# Records to use start

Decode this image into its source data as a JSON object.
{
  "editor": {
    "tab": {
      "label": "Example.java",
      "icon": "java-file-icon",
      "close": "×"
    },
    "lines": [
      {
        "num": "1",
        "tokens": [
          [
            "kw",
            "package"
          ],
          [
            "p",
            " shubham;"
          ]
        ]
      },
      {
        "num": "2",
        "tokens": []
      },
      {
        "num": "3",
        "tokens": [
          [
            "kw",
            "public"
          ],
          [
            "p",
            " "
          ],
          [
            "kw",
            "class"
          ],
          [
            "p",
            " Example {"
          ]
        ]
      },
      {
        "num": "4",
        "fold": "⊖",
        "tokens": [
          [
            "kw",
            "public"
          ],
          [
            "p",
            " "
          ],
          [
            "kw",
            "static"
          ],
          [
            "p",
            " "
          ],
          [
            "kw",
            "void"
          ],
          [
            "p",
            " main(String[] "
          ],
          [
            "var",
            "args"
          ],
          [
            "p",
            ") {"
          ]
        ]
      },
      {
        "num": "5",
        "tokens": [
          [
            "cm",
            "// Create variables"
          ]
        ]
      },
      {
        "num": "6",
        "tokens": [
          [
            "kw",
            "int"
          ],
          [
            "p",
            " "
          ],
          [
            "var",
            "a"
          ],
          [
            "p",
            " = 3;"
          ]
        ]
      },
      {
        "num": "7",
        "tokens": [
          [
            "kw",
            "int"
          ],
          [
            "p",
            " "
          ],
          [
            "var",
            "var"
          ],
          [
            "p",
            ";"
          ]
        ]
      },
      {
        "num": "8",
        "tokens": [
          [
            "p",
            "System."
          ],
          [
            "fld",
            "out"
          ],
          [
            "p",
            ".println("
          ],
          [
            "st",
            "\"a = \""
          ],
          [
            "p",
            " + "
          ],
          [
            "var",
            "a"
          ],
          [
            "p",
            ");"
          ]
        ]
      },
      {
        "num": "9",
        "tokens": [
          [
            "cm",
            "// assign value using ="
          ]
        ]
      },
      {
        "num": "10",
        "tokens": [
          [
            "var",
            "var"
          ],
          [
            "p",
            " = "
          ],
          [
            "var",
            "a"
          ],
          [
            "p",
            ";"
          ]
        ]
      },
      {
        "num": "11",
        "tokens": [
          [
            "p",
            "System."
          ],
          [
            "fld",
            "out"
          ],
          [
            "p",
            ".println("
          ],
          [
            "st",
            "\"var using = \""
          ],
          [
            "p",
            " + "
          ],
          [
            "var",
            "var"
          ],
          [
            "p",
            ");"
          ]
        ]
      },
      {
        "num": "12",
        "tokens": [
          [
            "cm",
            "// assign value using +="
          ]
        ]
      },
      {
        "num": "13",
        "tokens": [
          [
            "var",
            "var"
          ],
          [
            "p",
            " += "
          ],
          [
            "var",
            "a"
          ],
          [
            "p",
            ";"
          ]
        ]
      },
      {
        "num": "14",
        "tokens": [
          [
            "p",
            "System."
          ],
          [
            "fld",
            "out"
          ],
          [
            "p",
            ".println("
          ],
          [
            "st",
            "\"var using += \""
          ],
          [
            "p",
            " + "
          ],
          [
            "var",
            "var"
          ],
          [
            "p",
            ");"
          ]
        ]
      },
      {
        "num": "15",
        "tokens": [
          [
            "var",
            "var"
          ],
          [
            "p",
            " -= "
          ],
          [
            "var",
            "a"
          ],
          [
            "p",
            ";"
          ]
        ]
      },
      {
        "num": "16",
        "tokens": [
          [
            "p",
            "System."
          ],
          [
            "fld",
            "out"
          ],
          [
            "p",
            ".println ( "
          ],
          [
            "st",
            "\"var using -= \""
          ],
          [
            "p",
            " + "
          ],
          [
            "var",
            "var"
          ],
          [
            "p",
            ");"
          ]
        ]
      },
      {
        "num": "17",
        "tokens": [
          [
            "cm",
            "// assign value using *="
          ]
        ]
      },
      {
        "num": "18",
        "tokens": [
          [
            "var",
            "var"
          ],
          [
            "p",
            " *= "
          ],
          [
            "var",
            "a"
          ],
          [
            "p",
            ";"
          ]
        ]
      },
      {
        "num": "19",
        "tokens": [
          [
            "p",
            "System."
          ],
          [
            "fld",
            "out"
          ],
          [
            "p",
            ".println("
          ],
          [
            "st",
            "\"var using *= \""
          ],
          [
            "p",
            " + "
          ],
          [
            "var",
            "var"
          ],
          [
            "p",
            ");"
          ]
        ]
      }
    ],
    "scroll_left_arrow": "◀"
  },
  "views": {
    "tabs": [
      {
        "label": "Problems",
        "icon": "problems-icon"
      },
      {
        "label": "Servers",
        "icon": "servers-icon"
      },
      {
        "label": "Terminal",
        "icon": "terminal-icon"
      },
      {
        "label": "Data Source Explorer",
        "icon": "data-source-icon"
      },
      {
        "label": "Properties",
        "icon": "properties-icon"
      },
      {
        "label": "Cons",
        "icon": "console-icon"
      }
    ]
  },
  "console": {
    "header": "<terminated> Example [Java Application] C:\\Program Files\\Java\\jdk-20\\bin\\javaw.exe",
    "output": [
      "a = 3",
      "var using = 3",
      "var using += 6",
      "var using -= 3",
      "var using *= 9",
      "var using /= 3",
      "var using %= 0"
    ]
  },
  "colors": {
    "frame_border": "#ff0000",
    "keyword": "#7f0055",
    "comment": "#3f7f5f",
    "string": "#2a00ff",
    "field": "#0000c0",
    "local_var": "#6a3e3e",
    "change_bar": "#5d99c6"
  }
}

# Records to use end

Task description
Scan the material above for the string "assign" and report each line where you find it.

Result of the exercise
            "// assign value using ="
            "// assign value using +="
            "// assign value using *="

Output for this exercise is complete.